##### Data in this exercise #####
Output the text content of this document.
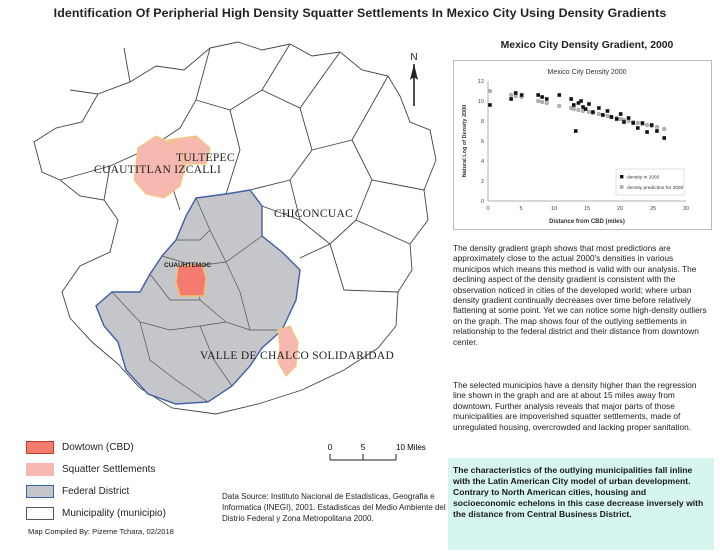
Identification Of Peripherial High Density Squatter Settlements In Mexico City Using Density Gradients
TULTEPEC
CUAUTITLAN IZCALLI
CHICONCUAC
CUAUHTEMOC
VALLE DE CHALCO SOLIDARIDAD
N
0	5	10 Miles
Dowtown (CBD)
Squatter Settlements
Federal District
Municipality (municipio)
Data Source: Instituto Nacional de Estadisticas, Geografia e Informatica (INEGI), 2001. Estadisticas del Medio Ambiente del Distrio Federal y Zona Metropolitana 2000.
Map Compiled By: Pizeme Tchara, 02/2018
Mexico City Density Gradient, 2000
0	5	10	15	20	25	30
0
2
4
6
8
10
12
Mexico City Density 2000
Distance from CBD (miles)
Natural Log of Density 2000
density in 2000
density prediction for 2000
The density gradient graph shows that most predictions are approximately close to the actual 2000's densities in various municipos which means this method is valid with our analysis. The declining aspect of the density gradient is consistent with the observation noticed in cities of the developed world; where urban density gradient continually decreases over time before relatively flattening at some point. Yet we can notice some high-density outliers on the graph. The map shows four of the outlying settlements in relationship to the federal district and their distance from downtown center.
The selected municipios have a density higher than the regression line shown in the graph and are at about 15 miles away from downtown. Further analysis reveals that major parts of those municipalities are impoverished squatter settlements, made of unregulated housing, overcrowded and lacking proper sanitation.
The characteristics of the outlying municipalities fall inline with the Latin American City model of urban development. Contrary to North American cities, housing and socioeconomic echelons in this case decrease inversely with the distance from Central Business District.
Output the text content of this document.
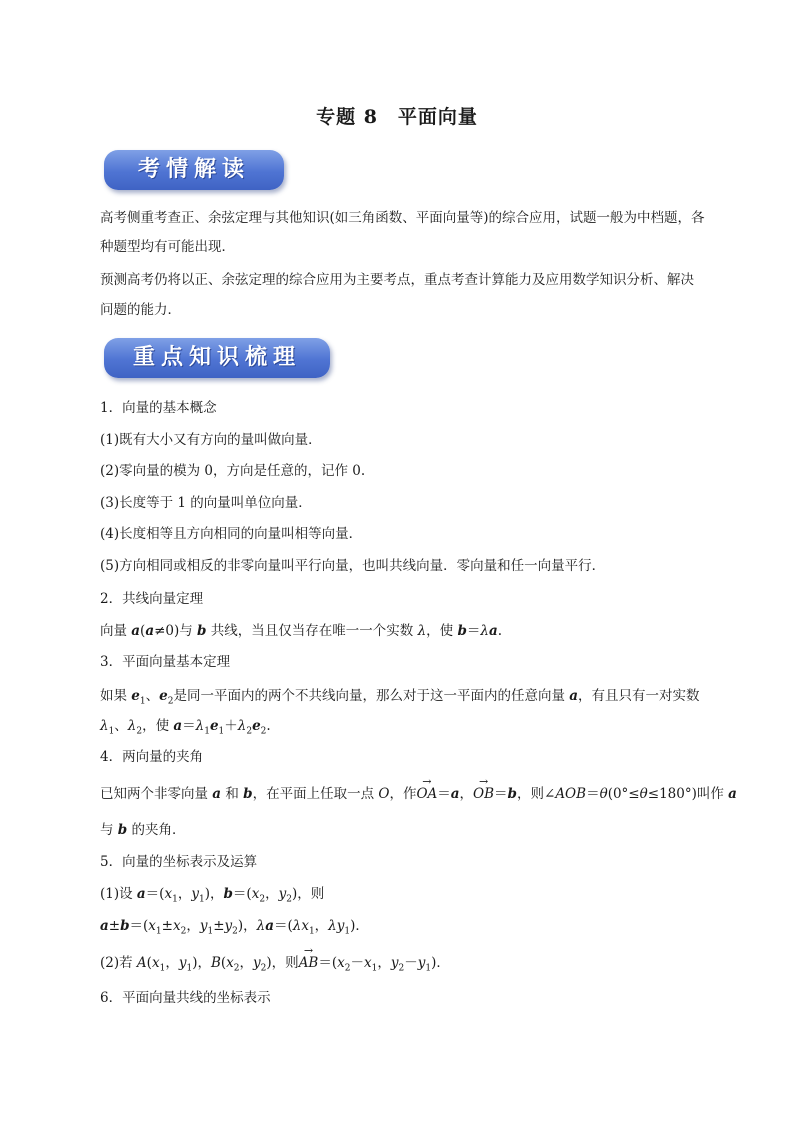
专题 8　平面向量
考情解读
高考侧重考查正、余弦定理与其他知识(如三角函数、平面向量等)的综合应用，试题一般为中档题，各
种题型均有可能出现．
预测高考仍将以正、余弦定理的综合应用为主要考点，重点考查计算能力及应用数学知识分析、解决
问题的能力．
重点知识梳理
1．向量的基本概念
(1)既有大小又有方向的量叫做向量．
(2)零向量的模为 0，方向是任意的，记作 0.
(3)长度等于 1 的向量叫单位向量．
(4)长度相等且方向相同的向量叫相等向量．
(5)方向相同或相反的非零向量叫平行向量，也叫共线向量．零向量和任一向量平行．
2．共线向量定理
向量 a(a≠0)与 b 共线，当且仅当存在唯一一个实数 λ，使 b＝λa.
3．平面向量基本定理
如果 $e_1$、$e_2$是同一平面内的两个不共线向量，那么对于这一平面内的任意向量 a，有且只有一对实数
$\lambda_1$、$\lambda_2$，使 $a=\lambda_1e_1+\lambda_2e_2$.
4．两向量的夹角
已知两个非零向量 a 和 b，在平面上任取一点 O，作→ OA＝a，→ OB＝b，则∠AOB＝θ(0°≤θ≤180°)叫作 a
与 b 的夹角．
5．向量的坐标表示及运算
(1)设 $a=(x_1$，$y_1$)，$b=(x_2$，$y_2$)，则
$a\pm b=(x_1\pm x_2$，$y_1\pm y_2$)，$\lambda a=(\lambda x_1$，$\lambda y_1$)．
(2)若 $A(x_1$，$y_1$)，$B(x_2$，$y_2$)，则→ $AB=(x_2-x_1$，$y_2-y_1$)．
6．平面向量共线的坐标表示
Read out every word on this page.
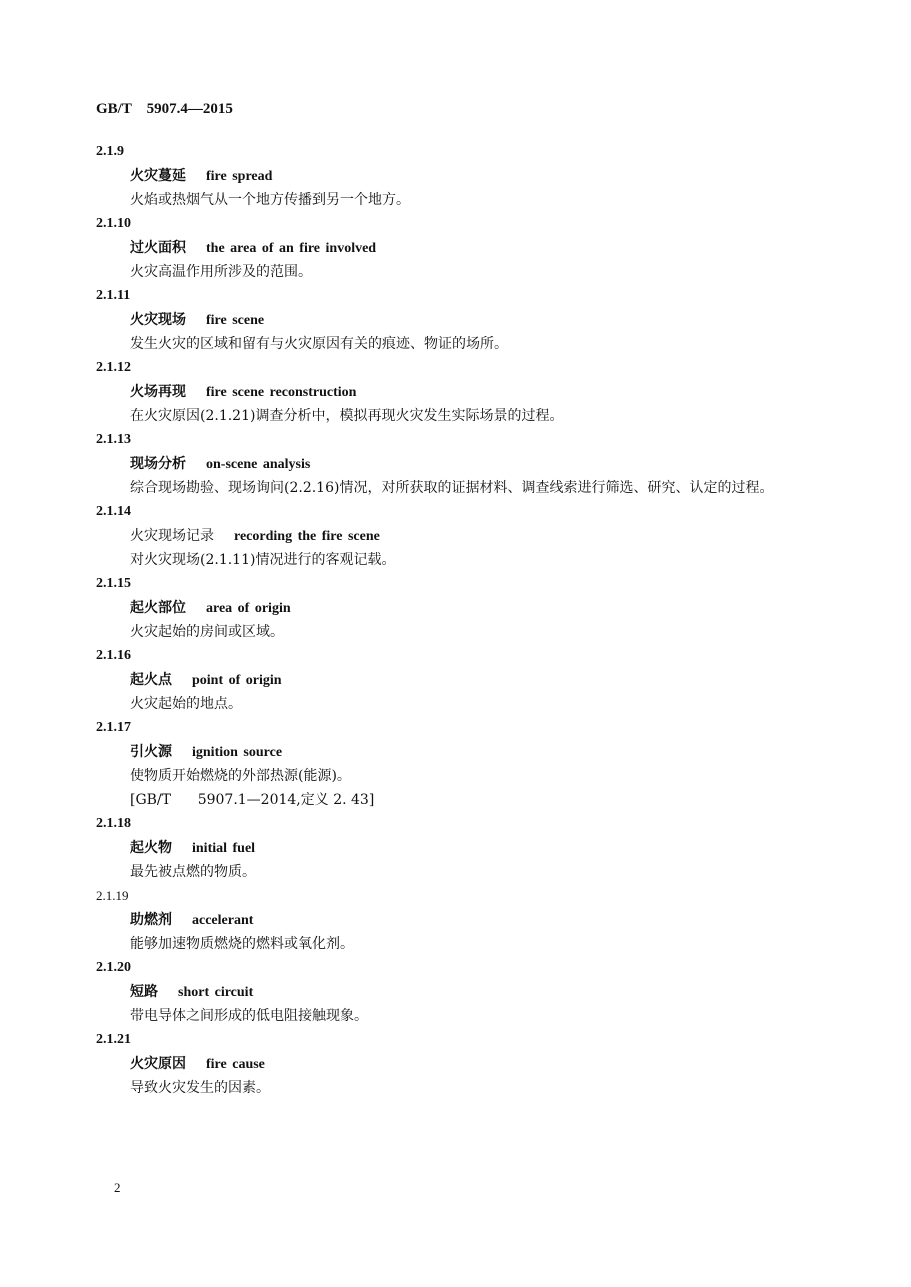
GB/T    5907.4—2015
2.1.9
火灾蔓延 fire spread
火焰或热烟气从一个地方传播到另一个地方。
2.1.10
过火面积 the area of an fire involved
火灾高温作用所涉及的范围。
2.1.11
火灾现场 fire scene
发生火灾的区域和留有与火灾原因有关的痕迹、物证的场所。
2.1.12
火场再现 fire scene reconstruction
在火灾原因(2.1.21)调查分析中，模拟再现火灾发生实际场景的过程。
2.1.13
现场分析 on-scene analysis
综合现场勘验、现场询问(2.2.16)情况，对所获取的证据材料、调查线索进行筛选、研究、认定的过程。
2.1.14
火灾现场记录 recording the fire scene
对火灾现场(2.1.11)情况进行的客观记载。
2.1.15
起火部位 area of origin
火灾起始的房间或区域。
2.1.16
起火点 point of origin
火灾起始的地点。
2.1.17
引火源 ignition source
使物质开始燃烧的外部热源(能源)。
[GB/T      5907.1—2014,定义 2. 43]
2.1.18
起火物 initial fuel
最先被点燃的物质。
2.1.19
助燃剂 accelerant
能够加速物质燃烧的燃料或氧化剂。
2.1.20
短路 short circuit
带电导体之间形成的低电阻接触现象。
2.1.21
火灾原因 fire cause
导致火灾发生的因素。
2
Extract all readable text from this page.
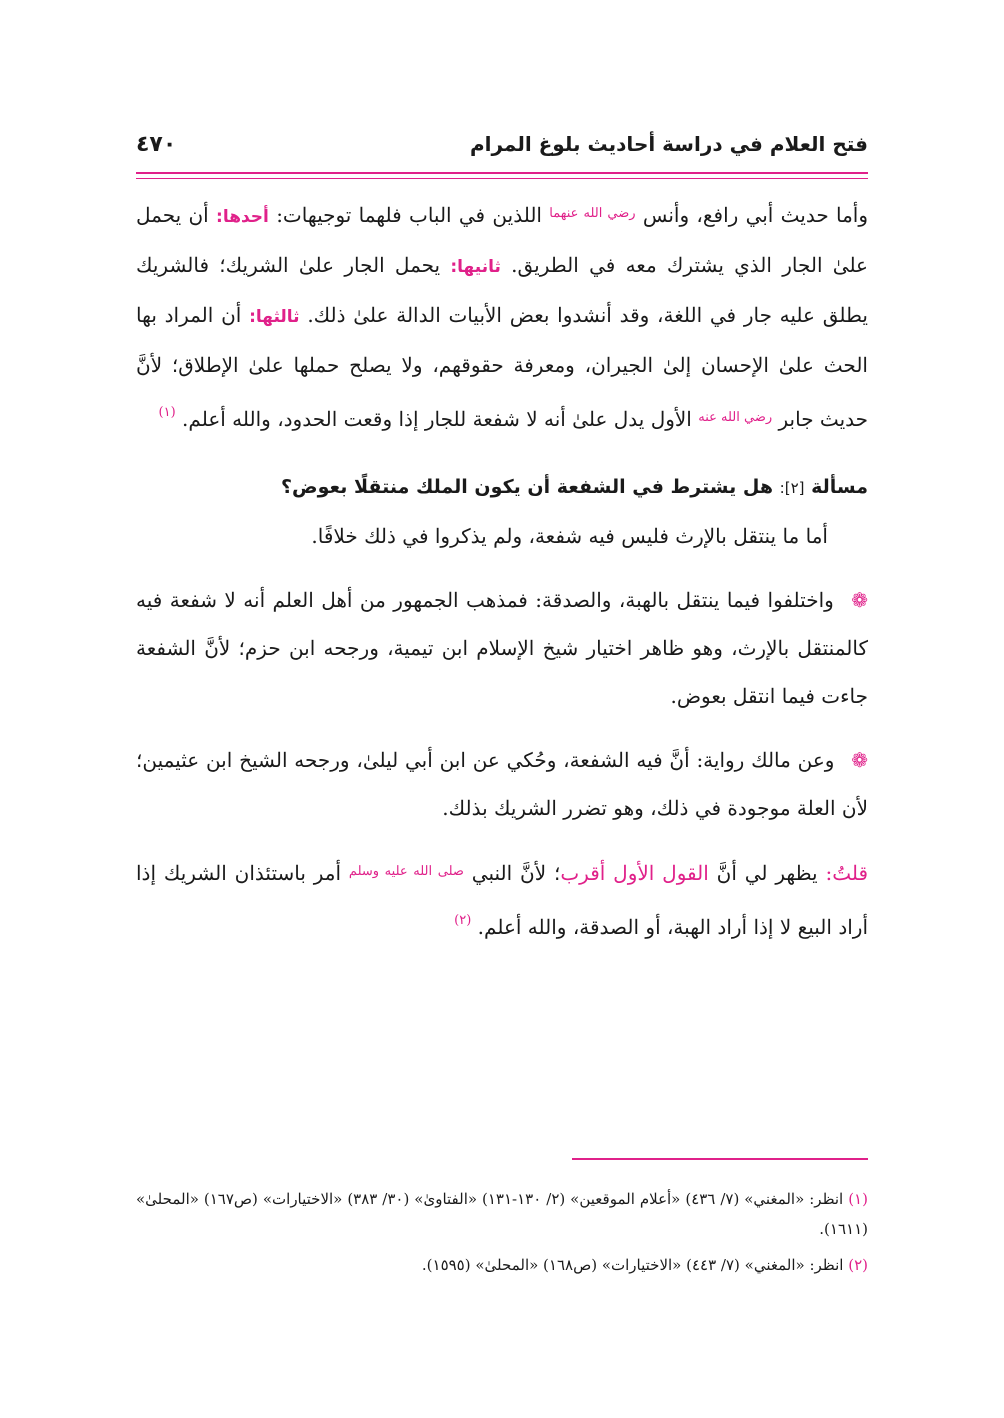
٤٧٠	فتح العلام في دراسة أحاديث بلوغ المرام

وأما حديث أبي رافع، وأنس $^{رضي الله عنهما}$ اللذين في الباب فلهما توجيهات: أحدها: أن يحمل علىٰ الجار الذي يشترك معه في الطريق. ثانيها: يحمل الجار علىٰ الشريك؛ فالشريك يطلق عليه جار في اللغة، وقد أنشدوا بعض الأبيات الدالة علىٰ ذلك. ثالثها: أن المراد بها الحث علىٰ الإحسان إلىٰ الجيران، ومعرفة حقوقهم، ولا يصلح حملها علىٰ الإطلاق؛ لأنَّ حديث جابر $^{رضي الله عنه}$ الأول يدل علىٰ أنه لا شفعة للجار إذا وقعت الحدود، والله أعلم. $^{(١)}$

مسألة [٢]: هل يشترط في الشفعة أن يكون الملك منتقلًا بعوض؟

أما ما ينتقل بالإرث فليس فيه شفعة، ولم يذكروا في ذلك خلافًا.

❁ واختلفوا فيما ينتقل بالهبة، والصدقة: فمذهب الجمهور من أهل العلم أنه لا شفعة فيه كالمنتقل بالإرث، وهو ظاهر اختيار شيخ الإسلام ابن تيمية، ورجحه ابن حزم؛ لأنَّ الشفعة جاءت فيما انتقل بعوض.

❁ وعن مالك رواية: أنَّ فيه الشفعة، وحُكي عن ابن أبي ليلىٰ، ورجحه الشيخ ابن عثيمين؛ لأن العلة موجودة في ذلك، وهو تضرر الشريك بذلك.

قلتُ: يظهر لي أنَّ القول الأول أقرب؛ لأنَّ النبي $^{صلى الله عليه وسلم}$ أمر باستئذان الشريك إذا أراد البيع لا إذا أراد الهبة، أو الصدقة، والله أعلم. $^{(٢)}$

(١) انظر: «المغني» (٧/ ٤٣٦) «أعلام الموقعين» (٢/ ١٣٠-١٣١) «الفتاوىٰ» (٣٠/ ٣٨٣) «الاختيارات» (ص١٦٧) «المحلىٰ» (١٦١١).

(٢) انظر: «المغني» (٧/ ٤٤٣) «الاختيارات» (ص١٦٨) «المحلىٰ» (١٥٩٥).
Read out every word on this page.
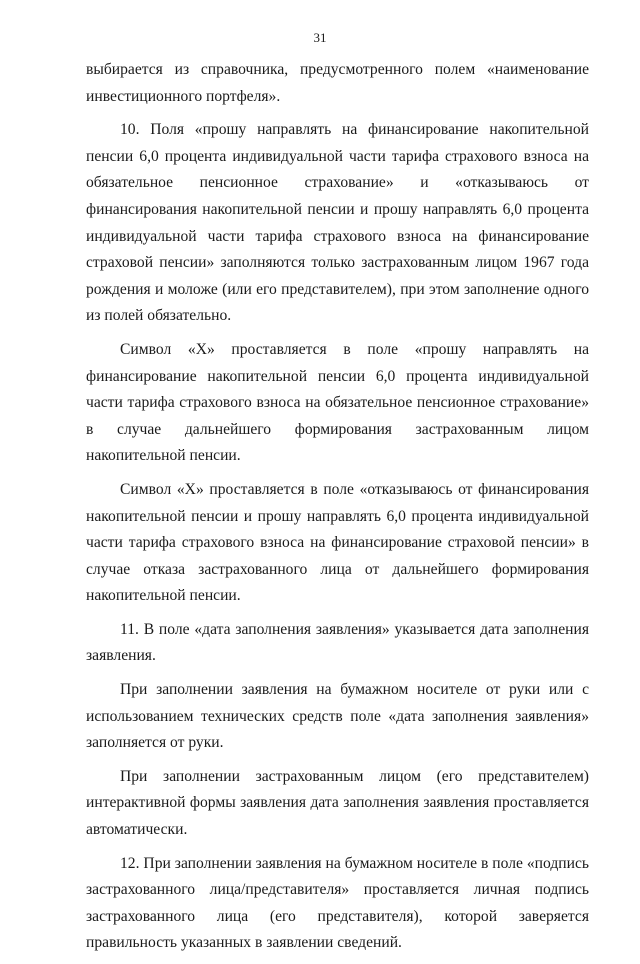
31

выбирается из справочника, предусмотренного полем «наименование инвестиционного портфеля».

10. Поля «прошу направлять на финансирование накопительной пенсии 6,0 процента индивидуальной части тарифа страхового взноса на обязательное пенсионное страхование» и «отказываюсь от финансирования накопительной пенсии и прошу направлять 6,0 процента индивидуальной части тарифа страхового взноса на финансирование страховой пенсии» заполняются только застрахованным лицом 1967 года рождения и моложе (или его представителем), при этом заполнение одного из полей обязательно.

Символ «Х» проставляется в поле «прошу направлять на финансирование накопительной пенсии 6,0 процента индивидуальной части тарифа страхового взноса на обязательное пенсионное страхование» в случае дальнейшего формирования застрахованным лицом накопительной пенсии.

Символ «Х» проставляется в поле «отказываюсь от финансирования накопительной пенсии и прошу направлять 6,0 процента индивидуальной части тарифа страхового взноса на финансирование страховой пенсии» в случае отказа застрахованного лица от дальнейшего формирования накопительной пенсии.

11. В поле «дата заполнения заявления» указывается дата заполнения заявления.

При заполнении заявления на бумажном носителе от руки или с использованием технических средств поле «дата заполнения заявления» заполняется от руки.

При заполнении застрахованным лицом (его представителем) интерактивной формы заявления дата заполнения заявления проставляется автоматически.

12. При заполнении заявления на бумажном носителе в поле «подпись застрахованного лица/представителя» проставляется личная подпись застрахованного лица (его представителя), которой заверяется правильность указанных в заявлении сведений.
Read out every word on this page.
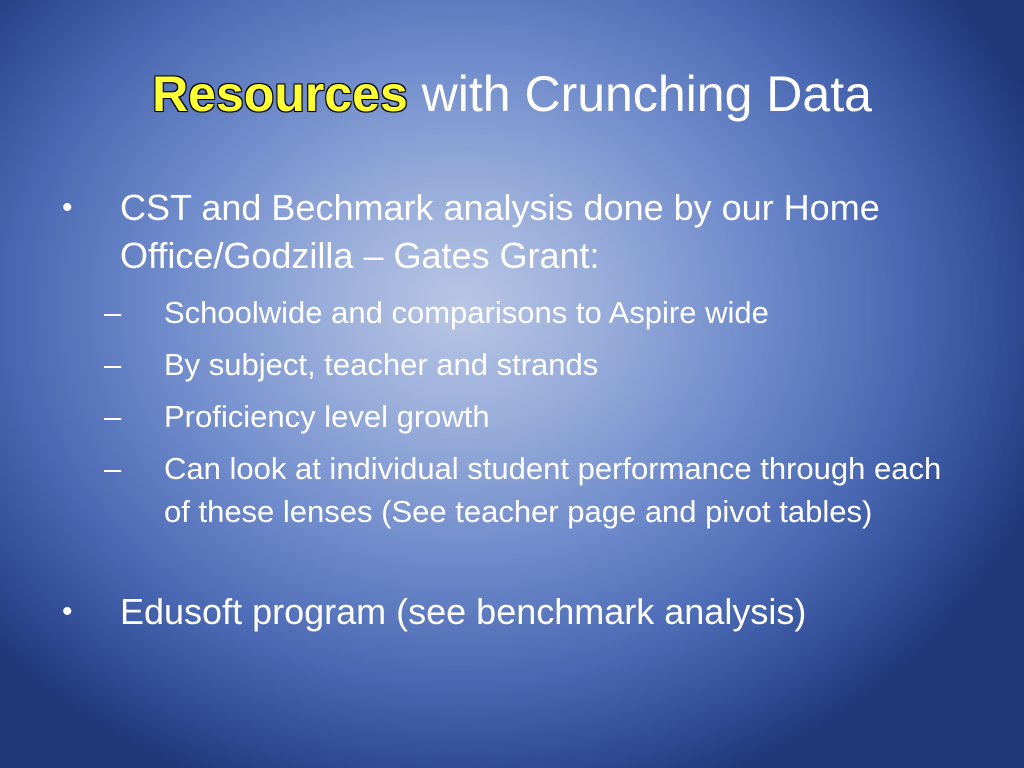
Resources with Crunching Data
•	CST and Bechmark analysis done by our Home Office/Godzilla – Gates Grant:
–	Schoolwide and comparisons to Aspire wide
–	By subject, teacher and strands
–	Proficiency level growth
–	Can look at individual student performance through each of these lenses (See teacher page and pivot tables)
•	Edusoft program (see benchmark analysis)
#####
- **What is asked**
Say how many lines above contain the string "area". Answer with the number only.

- **Task result**
2